* **Extracts from a graphics dataset**:
---------------

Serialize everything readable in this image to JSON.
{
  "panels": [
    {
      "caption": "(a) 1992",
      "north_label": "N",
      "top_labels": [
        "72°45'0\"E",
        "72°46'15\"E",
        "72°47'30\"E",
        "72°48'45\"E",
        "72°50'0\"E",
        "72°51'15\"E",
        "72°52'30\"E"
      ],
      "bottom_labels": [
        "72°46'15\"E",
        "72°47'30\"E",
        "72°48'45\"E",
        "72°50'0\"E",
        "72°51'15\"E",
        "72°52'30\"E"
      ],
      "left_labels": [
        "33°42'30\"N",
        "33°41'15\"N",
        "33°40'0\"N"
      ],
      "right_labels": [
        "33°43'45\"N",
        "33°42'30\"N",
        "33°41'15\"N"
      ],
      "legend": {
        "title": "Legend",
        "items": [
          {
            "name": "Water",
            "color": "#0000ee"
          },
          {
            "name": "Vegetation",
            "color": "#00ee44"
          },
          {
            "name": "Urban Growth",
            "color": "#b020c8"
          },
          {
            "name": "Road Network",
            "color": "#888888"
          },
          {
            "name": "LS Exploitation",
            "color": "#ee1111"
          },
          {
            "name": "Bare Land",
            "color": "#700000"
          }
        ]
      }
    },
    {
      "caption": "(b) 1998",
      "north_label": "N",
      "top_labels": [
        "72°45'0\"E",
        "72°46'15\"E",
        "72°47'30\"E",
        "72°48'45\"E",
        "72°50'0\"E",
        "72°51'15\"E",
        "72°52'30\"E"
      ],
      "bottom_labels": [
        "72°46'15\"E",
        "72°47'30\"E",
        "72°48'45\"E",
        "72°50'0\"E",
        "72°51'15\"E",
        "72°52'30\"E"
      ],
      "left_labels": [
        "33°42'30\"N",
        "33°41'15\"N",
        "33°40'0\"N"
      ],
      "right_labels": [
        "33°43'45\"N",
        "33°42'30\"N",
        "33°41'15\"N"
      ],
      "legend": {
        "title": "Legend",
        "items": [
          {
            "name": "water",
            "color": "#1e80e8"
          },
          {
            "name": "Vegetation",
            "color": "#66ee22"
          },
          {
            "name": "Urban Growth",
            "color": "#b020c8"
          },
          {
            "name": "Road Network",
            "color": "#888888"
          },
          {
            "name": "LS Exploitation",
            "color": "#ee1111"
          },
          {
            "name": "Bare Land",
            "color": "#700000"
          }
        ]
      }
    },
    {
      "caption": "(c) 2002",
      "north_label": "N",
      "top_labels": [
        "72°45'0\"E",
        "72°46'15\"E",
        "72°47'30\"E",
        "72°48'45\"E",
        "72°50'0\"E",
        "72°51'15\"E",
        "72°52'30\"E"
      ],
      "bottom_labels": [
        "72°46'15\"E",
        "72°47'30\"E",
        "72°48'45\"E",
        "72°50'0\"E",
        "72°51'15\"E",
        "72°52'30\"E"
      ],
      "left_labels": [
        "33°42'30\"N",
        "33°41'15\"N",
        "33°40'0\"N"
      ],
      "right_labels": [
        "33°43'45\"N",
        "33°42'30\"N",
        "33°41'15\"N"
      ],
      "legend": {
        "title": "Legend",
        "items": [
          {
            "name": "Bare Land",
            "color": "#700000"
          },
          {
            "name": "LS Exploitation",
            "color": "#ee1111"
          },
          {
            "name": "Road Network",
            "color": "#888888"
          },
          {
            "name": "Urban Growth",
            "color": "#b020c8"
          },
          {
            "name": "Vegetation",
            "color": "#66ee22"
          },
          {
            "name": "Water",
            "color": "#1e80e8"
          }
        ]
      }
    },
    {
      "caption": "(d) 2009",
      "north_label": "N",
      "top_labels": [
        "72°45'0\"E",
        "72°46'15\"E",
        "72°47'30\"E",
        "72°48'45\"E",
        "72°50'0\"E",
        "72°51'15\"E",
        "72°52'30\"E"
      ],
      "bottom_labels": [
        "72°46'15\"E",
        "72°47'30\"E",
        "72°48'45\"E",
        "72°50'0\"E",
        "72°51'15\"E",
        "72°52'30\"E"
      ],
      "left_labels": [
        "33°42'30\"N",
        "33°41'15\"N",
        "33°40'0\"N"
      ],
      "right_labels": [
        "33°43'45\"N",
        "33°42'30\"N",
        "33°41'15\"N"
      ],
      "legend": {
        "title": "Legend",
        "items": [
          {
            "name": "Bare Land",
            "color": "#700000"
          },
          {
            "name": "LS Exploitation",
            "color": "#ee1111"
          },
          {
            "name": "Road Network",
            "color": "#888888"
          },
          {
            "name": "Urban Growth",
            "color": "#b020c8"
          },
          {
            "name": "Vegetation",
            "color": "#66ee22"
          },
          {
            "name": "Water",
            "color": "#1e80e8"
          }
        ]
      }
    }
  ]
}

---------------

* **TO BE DONE**: Each record must be repeated exactly as it is.

* **SOLUTION FOR THIS PROBLEM**:
Serialize everything readable in this image to JSON.
{
  "panels": [
    {
      "caption": "(a) 1992",
      "north_label": "N",
      "top_labels": [
        "72°45'0\"E",
        "72°46'15\"E",
        "72°47'30\"E",
        "72°48'45\"E",
        "72°50'0\"E",
        "72°51'15\"E",
        "72°52'30\"E"
      ],
      "bottom_labels": [
        "72°46'15\"E",
        "72°47'30\"E",
        "72°48'45\"E",
        "72°50'0\"E",
        "72°51'15\"E",
        "72°52'30\"E"
      ],
      "left_labels": [
        "33°42'30\"N",
        "33°41'15\"N",
        "33°40'0\"N"
      ],
      "right_labels": [
        "33°43'45\"N",
        "33°42'30\"N",
        "33°41'15\"N"
      ],
      "legend": {
        "title": "Legend",
        "items": [
          {
            "name": "Water",
            "color": "#0000ee"
          },
          {
            "name": "Vegetation",
            "color": "#00ee44"
          },
          {
            "name": "Urban Growth",
            "color": "#b020c8"
          },
          {
            "name": "Road Network",
            "color": "#888888"
          },
          {
            "name": "LS Exploitation",
            "color": "#ee1111"
          },
          {
            "name": "Bare Land",
            "color": "#700000"
          }
        ]
      }
    },
    {
      "caption": "(b) 1998",
      "north_label": "N",
      "top_labels": [
        "72°45'0\"E",
        "72°46'15\"E",
        "72°47'30\"E",
        "72°48'45\"E",
        "72°50'0\"E",
        "72°51'15\"E",
        "72°52'30\"E"
      ],
      "bottom_labels": [
        "72°46'15\"E",
        "72°47'30\"E",
        "72°48'45\"E",
        "72°50'0\"E",
        "72°51'15\"E",
        "72°52'30\"E"
      ],
      "left_labels": [
        "33°42'30\"N",
        "33°41'15\"N",
        "33°40'0\"N"
      ],
      "right_labels": [
        "33°43'45\"N",
        "33°42'30\"N",
        "33°41'15\"N"
      ],
      "legend": {
        "title": "Legend",
        "items": [
          {
            "name": "water",
            "color": "#1e80e8"
          },
          {
            "name": "Vegetation",
            "color": "#66ee22"
          },
          {
            "name": "Urban Growth",
            "color": "#b020c8"
          },
          {
            "name": "Road Network",
            "color": "#888888"
          },
          {
            "name": "LS Exploitation",
            "color": "#ee1111"
          },
          {
            "name": "Bare Land",
            "color": "#700000"
          }
        ]
      }
    },
    {
      "caption": "(c) 2002",
      "north_label": "N",
      "top_labels": [
        "72°45'0\"E",
        "72°46'15\"E",
        "72°47'30\"E",
        "72°48'45\"E",
        "72°50'0\"E",
        "72°51'15\"E",
        "72°52'30\"E"
      ],
      "bottom_labels": [
        "72°46'15\"E",
        "72°47'30\"E",
        "72°48'45\"E",
        "72°50'0\"E",
        "72°51'15\"E",
        "72°52'30\"E"
      ],
      "left_labels": [
        "33°42'30\"N",
        "33°41'15\"N",
        "33°40'0\"N"
      ],
      "right_labels": [
        "33°43'45\"N",
        "33°42'30\"N",
        "33°41'15\"N"
      ],
      "legend": {
        "title": "Legend",
        "items": [
          {
            "name": "Bare Land",
            "color": "#700000"
          },
          {
            "name": "LS Exploitation",
            "color": "#ee1111"
          },
          {
            "name": "Road Network",
            "color": "#888888"
          },
          {
            "name": "Urban Growth",
            "color": "#b020c8"
          },
          {
            "name": "Vegetation",
            "color": "#66ee22"
          },
          {
            "name": "Water",
            "color": "#1e80e8"
          }
        ]
      }
    },
    {
      "caption": "(d) 2009",
      "north_label": "N",
      "top_labels": [
        "72°45'0\"E",
        "72°46'15\"E",
        "72°47'30\"E",
        "72°48'45\"E",
        "72°50'0\"E",
        "72°51'15\"E",
        "72°52'30\"E"
      ],
      "bottom_labels": [
        "72°46'15\"E",
        "72°47'30\"E",
        "72°48'45\"E",
        "72°50'0\"E",
        "72°51'15\"E",
        "72°52'30\"E"
      ],
      "left_labels": [
        "33°42'30\"N",
        "33°41'15\"N",
        "33°40'0\"N"
      ],
      "right_labels": [
        "33°43'45\"N",
        "33°42'30\"N",
        "33°41'15\"N"
      ],
      "legend": {
        "title": "Legend",
        "items": [
          {
            "name": "Bare Land",
            "color": "#700000"
          },
          {
            "name": "LS Exploitation",
            "color": "#ee1111"
          },
          {
            "name": "Road Network",
            "color": "#888888"
          },
          {
            "name": "Urban Growth",
            "color": "#b020c8"
          },
          {
            "name": "Vegetation",
            "color": "#66ee22"
          },
          {
            "name": "Water",
            "color": "#1e80e8"
          }
        ]
      }
    }
  ]
}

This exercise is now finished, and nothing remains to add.